### [Given exercise 1]
Copy the records from their first line through the line that contains "bottom-scatter-point-46 (147, 749, 157, 759)", with both of those lines included.

### [Source extract]
Ninety-one games. So far.
That’s the number of games that have been lopped off the schedule after MLB commissioner Rob Manfred’s news conference last week. We can only hope that the number doesn’t go up.
For now, if an agreement is reached post haste, the plan is for each team to pick up its regular-season schedule with the beginning of its third series. That might be the simplest way to go about it, but it’s far from ideal. That’s not just because it means less baseball, but because the cancellations will affect each team a little bit differently.
There are seven teams that, as of now, will lose seven games, but even within that group there are disparities. While the Dodgers, Marlins and Athletics will all lose seven home contests, the canceled games of the Tigers, Yankees and Giants were to all be played on the road. The Royals will lose four at home and three on the road.

### [Given exercise 2]
Write the next part of the article about the canceled baseball games, starting after its final sentence.

### [Records supplied]
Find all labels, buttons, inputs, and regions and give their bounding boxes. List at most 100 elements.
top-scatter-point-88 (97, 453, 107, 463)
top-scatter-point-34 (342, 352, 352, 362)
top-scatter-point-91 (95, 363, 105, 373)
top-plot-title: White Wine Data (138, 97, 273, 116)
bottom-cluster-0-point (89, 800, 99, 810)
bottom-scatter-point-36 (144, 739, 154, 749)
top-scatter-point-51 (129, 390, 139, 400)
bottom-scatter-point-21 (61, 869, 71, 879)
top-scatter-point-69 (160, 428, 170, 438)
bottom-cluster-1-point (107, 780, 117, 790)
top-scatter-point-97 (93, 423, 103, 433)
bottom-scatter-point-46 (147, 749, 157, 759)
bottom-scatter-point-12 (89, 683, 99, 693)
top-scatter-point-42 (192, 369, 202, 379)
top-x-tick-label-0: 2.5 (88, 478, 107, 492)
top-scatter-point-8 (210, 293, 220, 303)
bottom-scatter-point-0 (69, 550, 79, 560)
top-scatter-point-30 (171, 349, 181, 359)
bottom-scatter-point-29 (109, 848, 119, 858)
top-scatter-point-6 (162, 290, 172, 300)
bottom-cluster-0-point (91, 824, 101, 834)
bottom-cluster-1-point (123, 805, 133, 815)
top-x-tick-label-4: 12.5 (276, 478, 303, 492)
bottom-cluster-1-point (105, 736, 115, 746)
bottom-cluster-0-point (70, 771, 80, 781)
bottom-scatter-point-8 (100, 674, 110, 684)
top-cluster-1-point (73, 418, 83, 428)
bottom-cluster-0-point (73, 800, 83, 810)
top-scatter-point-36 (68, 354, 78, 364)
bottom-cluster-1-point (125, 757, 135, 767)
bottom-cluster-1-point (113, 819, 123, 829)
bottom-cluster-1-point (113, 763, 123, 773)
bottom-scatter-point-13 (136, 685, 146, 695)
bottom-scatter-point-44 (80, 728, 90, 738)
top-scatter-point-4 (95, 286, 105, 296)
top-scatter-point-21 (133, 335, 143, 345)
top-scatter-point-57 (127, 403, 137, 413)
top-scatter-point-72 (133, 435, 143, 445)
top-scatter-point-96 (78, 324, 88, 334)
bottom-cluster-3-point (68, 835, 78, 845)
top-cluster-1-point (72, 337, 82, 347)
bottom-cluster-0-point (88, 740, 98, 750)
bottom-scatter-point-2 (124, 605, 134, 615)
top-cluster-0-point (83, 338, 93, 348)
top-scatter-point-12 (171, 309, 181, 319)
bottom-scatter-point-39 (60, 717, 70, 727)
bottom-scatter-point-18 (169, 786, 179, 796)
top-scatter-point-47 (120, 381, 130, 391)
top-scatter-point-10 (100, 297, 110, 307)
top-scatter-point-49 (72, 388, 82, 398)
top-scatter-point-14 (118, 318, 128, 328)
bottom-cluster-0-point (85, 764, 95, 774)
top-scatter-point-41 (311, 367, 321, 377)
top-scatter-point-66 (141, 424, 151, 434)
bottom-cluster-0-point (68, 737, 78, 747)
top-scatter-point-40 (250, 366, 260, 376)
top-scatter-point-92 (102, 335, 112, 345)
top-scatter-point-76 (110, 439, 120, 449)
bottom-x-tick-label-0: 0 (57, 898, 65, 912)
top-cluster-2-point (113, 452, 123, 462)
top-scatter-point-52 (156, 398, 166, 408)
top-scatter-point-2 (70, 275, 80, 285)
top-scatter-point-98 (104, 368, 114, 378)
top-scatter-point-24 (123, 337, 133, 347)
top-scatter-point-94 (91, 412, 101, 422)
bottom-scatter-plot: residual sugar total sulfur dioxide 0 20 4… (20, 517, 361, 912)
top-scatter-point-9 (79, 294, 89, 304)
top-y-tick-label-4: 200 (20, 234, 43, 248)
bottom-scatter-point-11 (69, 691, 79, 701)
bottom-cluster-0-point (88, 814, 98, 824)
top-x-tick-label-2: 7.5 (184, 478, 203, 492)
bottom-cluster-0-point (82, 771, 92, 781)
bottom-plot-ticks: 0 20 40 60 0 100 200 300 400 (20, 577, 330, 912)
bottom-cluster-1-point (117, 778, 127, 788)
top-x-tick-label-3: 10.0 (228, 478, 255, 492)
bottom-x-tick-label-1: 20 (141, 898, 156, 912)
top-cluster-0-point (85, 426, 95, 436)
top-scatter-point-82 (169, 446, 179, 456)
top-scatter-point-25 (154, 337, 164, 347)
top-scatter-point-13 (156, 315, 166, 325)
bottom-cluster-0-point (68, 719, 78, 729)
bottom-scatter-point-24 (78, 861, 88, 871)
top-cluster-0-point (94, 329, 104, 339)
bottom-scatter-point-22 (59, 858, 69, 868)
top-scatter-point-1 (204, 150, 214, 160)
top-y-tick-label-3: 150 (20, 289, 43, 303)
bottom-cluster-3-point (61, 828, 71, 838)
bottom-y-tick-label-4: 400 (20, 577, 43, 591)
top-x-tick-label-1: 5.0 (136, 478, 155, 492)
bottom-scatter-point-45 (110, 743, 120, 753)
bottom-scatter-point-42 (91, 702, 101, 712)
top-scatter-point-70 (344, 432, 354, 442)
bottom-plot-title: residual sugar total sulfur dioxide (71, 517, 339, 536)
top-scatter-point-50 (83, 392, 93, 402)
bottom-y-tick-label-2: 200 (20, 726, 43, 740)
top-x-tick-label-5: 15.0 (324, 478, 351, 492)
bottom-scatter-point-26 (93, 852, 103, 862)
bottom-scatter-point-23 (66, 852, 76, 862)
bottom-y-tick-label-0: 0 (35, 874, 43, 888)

### [Task response 1]
Find all labels, buttons, inputs, and regions and give their bounding boxes. List at most 100 elements.
top-scatter-point-88 (97, 453, 107, 463)
top-scatter-point-34 (342, 352, 352, 362)
top-scatter-point-91 (95, 363, 105, 373)
top-plot-title: White Wine Data (138, 97, 273, 116)
bottom-cluster-0-point (89, 800, 99, 810)
bottom-scatter-point-36 (144, 739, 154, 749)
top-scatter-point-51 (129, 390, 139, 400)
bottom-scatter-point-21 (61, 869, 71, 879)
top-scatter-point-69 (160, 428, 170, 438)
bottom-cluster-1-point (107, 780, 117, 790)
top-scatter-point-97 (93, 423, 103, 433)
bottom-scatter-point-46 (147, 749, 157, 759)

### [Task response 2]
That’s not the only wonky thing about a schedule that is now both full of oddities but is also what we are now forced to hope for because it would mean that the lockout gets settled, and fast. Five teams are slated to lose five games and 18 will lose six, and the home-road splits among those groups varies from club to club.
How big of an effect might this have?
We’ll get to that question, but in the end, teams will play between 155 and 157 games apiece. That might not seem like a huge deal, yet if you lose a division race or miss out on a wild-card spot by a half-game, well, call up your favorite member of the 1972 Red Sox to commiserate.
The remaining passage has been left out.